# Problem to work on
Send each entry back exactly as given, pictures excluded.

# Items
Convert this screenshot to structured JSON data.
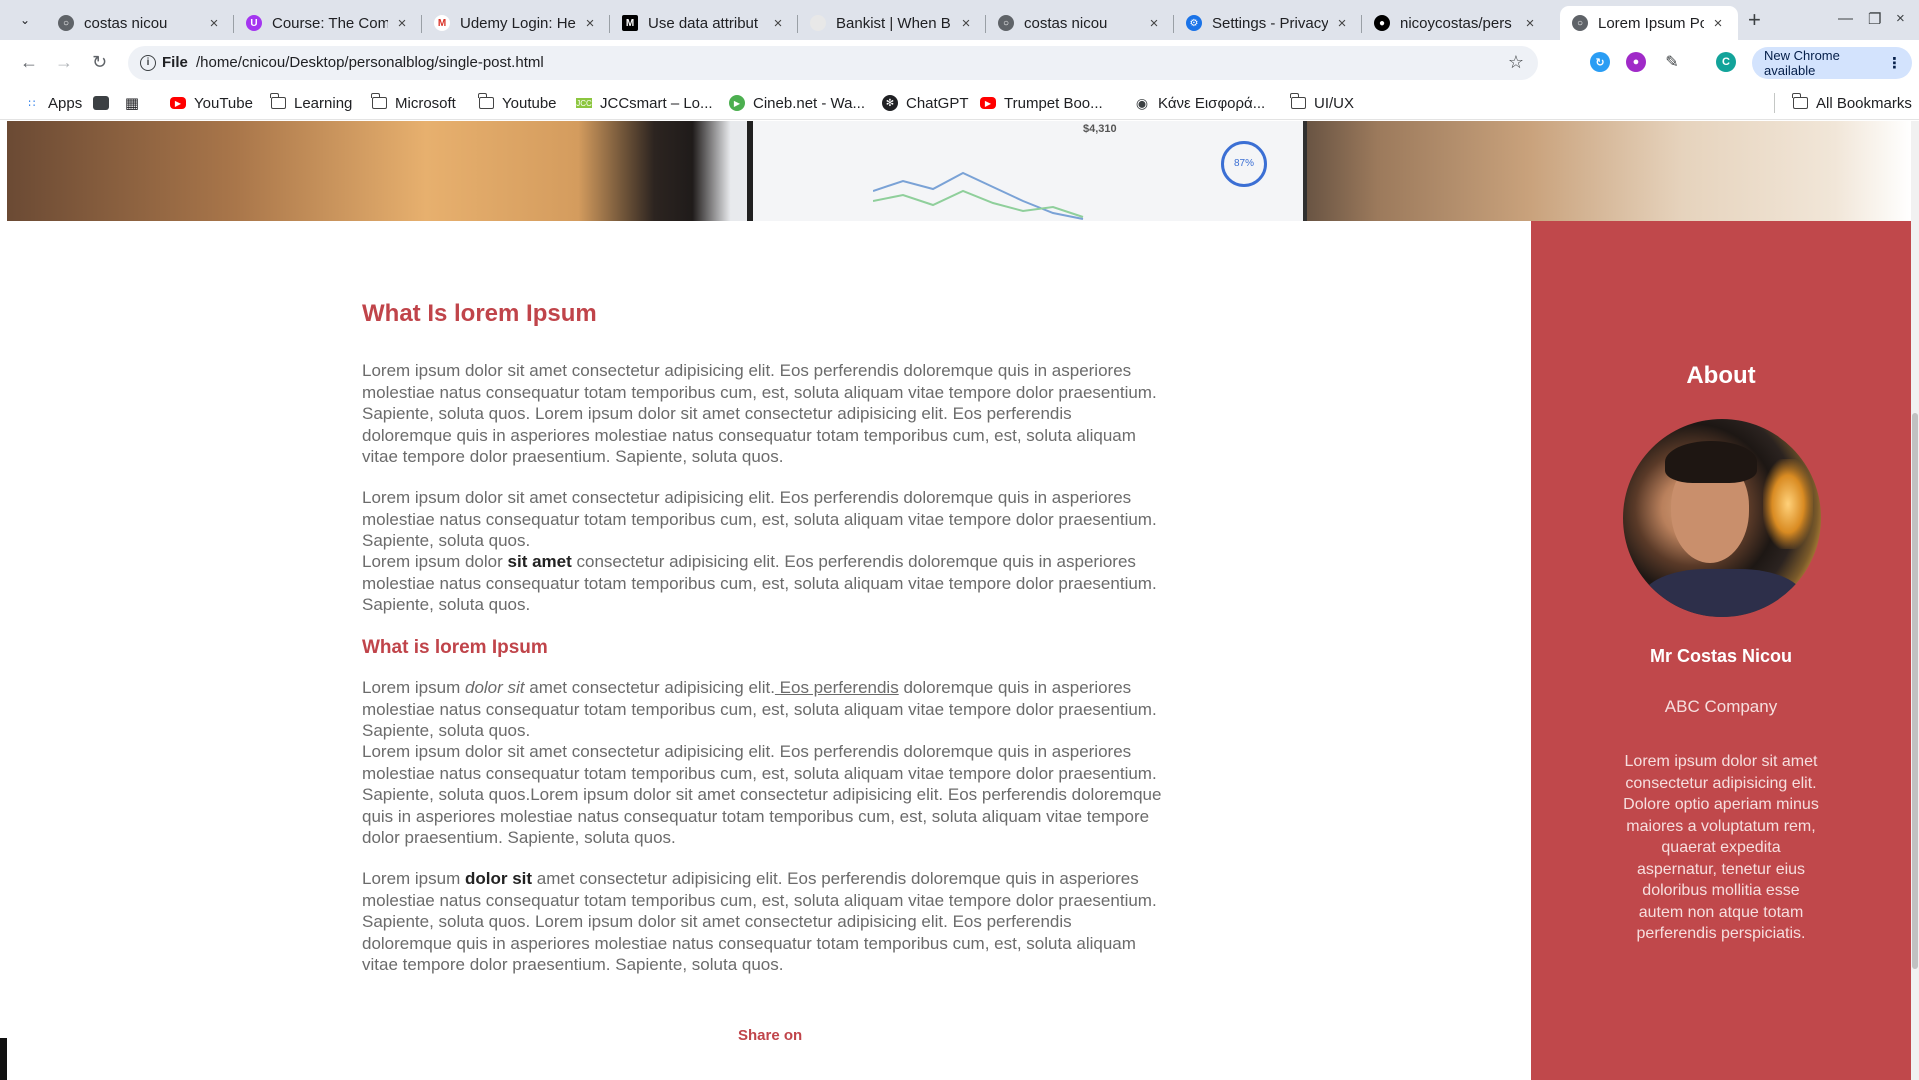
{
  "browser": {
    "tabs": [
      {
        "title": "costas nicou",
        "favicon": "globe-icon",
        "color": "#5f6368"
      },
      {
        "title": "Course: The Comp",
        "favicon": "udemy-icon",
        "color": "#a435f0"
      },
      {
        "title": "Udemy Login: He",
        "favicon": "gmail-icon",
        "color": "#d93025"
      },
      {
        "title": "Use data attribut",
        "favicon": "mdn-icon",
        "color": "#000000"
      },
      {
        "title": "Bankist | When B",
        "favicon": "bankist-icon",
        "color": "#d0d0d0"
      },
      {
        "title": "costas nicou",
        "favicon": "globe-icon",
        "color": "#5f6368"
      },
      {
        "title": "Settings - Privacy",
        "favicon": "settings-icon",
        "color": "#1a73e8"
      },
      {
        "title": "nicoycostas/pers",
        "favicon": "github-icon",
        "color": "#000000"
      },
      {
        "title": "Lorem Ipsum Pos",
        "favicon": "globe-icon",
        "color": "#5f6368",
        "active": true
      }
    ],
    "new_tab_label": "+",
    "address": {
      "scheme": "File",
      "url": "/home/cnicou/Desktop/personalblog/single-post.html"
    },
    "new_chrome_label": "New Chrome available",
    "profile_initial": "C",
    "bookmarks": [
      {
        "label": "Apps",
        "icon": "apps-grid-icon"
      },
      {
        "label": "",
        "icon": "square-icon"
      },
      {
        "label": "",
        "icon": "grid-icon"
      },
      {
        "label": "YouTube",
        "icon": "youtube-icon"
      },
      {
        "label": "Learning",
        "icon": "folder-icon"
      },
      {
        "label": "Microsoft",
        "icon": "folder-icon"
      },
      {
        "label": "Youtube",
        "icon": "folder-icon"
      },
      {
        "label": "JCCsmart – Lo...",
        "icon": "jcc-icon"
      },
      {
        "label": "Cineb.net - Wa...",
        "icon": "cineb-icon"
      },
      {
        "label": "ChatGPT",
        "icon": "chatgpt-icon"
      },
      {
        "label": "Trumpet Boo...",
        "icon": "youtube-icon"
      },
      {
        "label": "Κάνε Εισφορά...",
        "icon": "globe-icon"
      },
      {
        "label": "UI/UX",
        "icon": "folder-icon"
      }
    ],
    "all_bookmarks_label": "All Bookmarks"
  },
  "hero": {
    "stat_text": "$4,310",
    "gauge_text": "87%"
  },
  "post": {
    "heading": "What Is lorem Ipsum",
    "p1": "Lorem ipsum dolor sit amet consectetur adipisicing elit. Eos perferendis doloremque quis in asperiores molestiae natus consequatur totam temporibus cum, est, soluta aliquam vitae tempore dolor praesentium. Sapiente, soluta quos. Lorem ipsum dolor sit amet consectetur adipisicing elit. Eos perferendis doloremque quis in asperiores molestiae natus consequatur totam temporibus cum, est, soluta aliquam vitae tempore dolor praesentium. Sapiente, soluta quos.",
    "p2": "Lorem ipsum dolor sit amet consectetur adipisicing elit. Eos perferendis doloremque quis in asperiores molestiae natus consequatur totam temporibus cum, est, soluta aliquam vitae tempore dolor praesentium. Sapiente, soluta quos.",
    "p3_a": "Lorem ipsum dolor ",
    "p3_b": "sit amet",
    "p3_c": " consectetur adipisicing elit. Eos perferendis doloremque quis in asperiores molestiae natus consequatur totam temporibus cum, est, soluta aliquam vitae tempore dolor praesentium. Sapiente, soluta quos.",
    "subheading": "What is lorem Ipsum",
    "p4_a": "Lorem ipsum ",
    "p4_b": "dolor sit",
    "p4_c": " amet consectetur adipisicing elit.",
    "p4_d": " Eos perferendis",
    "p4_e": " doloremque quis in asperiores molestiae natus consequatur totam temporibus cum, est, soluta aliquam vitae tempore dolor praesentium. Sapiente, soluta quos.",
    "p5": "Lorem ipsum dolor sit amet consectetur adipisicing elit. Eos perferendis doloremque quis in asperiores molestiae natus consequatur totam temporibus cum, est, soluta aliquam vitae tempore dolor praesentium. Sapiente, soluta quos.Lorem ipsum dolor sit amet consectetur adipisicing elit. Eos perferendis doloremque quis in asperiores molestiae natus consequatur totam temporibus cum, est, soluta aliquam vitae tempore dolor praesentium. Sapiente, soluta quos.",
    "p6_a": "Lorem ipsum ",
    "p6_b": "dolor sit",
    "p6_c": " amet consectetur adipisicing elit. Eos perferendis doloremque quis in asperiores molestiae natus consequatur totam temporibus cum, est, soluta aliquam vitae tempore dolor praesentium. Sapiente, soluta quos. Lorem ipsum dolor sit amet consectetur adipisicing elit. Eos perferendis doloremque quis in asperiores molestiae natus consequatur totam temporibus cum, est, soluta aliquam vitae tempore dolor praesentium. Sapiente, soluta quos.",
    "share_label": "Share on"
  },
  "sidebar": {
    "title": "About",
    "name": "Mr Costas Nicou",
    "company": "ABC Company",
    "bio": "Lorem ipsum dolor sit amet consectetur adipisicing elit. Dolore optio aperiam minus maiores a voluptatum rem, quaerat expedita aspernatur, tenetur eius doloribus mollitia esse autem non atque totam perferendis perspiciatis.",
    "accent_color": "#c0484b"
  },
  "colors": {
    "heading": "#c0444a",
    "body_text": "#6b6b6b",
    "tabstrip": "#dfe3eb"
  }
}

# Final result
Convert this screenshot to structured JSON data.
{
  "browser": {
    "tabs": [
      {
        "title": "costas nicou",
        "favicon": "globe-icon",
        "color": "#5f6368"
      },
      {
        "title": "Course: The Comp",
        "favicon": "udemy-icon",
        "color": "#a435f0"
      },
      {
        "title": "Udemy Login: He",
        "favicon": "gmail-icon",
        "color": "#d93025"
      },
      {
        "title": "Use data attribut",
        "favicon": "mdn-icon",
        "color": "#000000"
      },
      {
        "title": "Bankist | When B",
        "favicon": "bankist-icon",
        "color": "#d0d0d0"
      },
      {
        "title": "costas nicou",
        "favicon": "globe-icon",
        "color": "#5f6368"
      },
      {
        "title": "Settings - Privacy",
        "favicon": "settings-icon",
        "color": "#1a73e8"
      },
      {
        "title": "nicoycostas/pers",
        "favicon": "github-icon",
        "color": "#000000"
      },
      {
        "title": "Lorem Ipsum Pos",
        "favicon": "globe-icon",
        "color": "#5f6368",
        "active": true
      }
    ],
    "new_tab_label": "+",
    "address": {
      "scheme": "File",
      "url": "/home/cnicou/Desktop/personalblog/single-post.html"
    },
    "new_chrome_label": "New Chrome available",
    "profile_initial": "C",
    "bookmarks": [
      {
        "label": "Apps",
        "icon": "apps-grid-icon"
      },
      {
        "label": "",
        "icon": "square-icon"
      },
      {
        "label": "",
        "icon": "grid-icon"
      },
      {
        "label": "YouTube",
        "icon": "youtube-icon"
      },
      {
        "label": "Learning",
        "icon": "folder-icon"
      },
      {
        "label": "Microsoft",
        "icon": "folder-icon"
      },
      {
        "label": "Youtube",
        "icon": "folder-icon"
      },
      {
        "label": "JCCsmart – Lo...",
        "icon": "jcc-icon"
      },
      {
        "label": "Cineb.net - Wa...",
        "icon": "cineb-icon"
      },
      {
        "label": "ChatGPT",
        "icon": "chatgpt-icon"
      },
      {
        "label": "Trumpet Boo...",
        "icon": "youtube-icon"
      },
      {
        "label": "Κάνε Εισφορά...",
        "icon": "globe-icon"
      },
      {
        "label": "UI/UX",
        "icon": "folder-icon"
      }
    ],
    "all_bookmarks_label": "All Bookmarks"
  },
  "hero": {
    "stat_text": "$4,310",
    "gauge_text": "87%"
  },
  "post": {
    "heading": "What Is lorem Ipsum",
    "p1": "Lorem ipsum dolor sit amet consectetur adipisicing elit. Eos perferendis doloremque quis in asperiores molestiae natus consequatur totam temporibus cum, est, soluta aliquam vitae tempore dolor praesentium. Sapiente, soluta quos. Lorem ipsum dolor sit amet consectetur adipisicing elit. Eos perferendis doloremque quis in asperiores molestiae natus consequatur totam temporibus cum, est, soluta aliquam vitae tempore dolor praesentium. Sapiente, soluta quos.",
    "p2": "Lorem ipsum dolor sit amet consectetur adipisicing elit. Eos perferendis doloremque quis in asperiores molestiae natus consequatur totam temporibus cum, est, soluta aliquam vitae tempore dolor praesentium. Sapiente, soluta quos.",
    "p3_a": "Lorem ipsum dolor ",
    "p3_b": "sit amet",
    "p3_c": " consectetur adipisicing elit. Eos perferendis doloremque quis in asperiores molestiae natus consequatur totam temporibus cum, est, soluta aliquam vitae tempore dolor praesentium. Sapiente, soluta quos.",
    "subheading": "What is lorem Ipsum",
    "p4_a": "Lorem ipsum ",
    "p4_b": "dolor sit",
    "p4_c": " amet consectetur adipisicing elit.",
    "p4_d": " Eos perferendis",
    "p4_e": " doloremque quis in asperiores molestiae natus consequatur totam temporibus cum, est, soluta aliquam vitae tempore dolor praesentium. Sapiente, soluta quos.",
    "p5": "Lorem ipsum dolor sit amet consectetur adipisicing elit. Eos perferendis doloremque quis in asperiores molestiae natus consequatur totam temporibus cum, est, soluta aliquam vitae tempore dolor praesentium. Sapiente, soluta quos.Lorem ipsum dolor sit amet consectetur adipisicing elit. Eos perferendis doloremque quis in asperiores molestiae natus consequatur totam temporibus cum, est, soluta aliquam vitae tempore dolor praesentium. Sapiente, soluta quos.",
    "p6_a": "Lorem ipsum ",
    "p6_b": "dolor sit",
    "p6_c": " amet consectetur adipisicing elit. Eos perferendis doloremque quis in asperiores molestiae natus consequatur totam temporibus cum, est, soluta aliquam vitae tempore dolor praesentium. Sapiente, soluta quos. Lorem ipsum dolor sit amet consectetur adipisicing elit. Eos perferendis doloremque quis in asperiores molestiae natus consequatur totam temporibus cum, est, soluta aliquam vitae tempore dolor praesentium. Sapiente, soluta quos.",
    "share_label": "Share on"
  },
  "sidebar": {
    "title": "About",
    "name": "Mr Costas Nicou",
    "company": "ABC Company",
    "bio": "Lorem ipsum dolor sit amet consectetur adipisicing elit. Dolore optio aperiam minus maiores a voluptatum rem, quaerat expedita aspernatur, tenetur eius doloribus mollitia esse autem non atque totam perferendis perspiciatis.",
    "accent_color": "#c0484b"
  },
  "colors": {
    "heading": "#c0444a",
    "body_text": "#6b6b6b",
    "tabstrip": "#dfe3eb"
  }
}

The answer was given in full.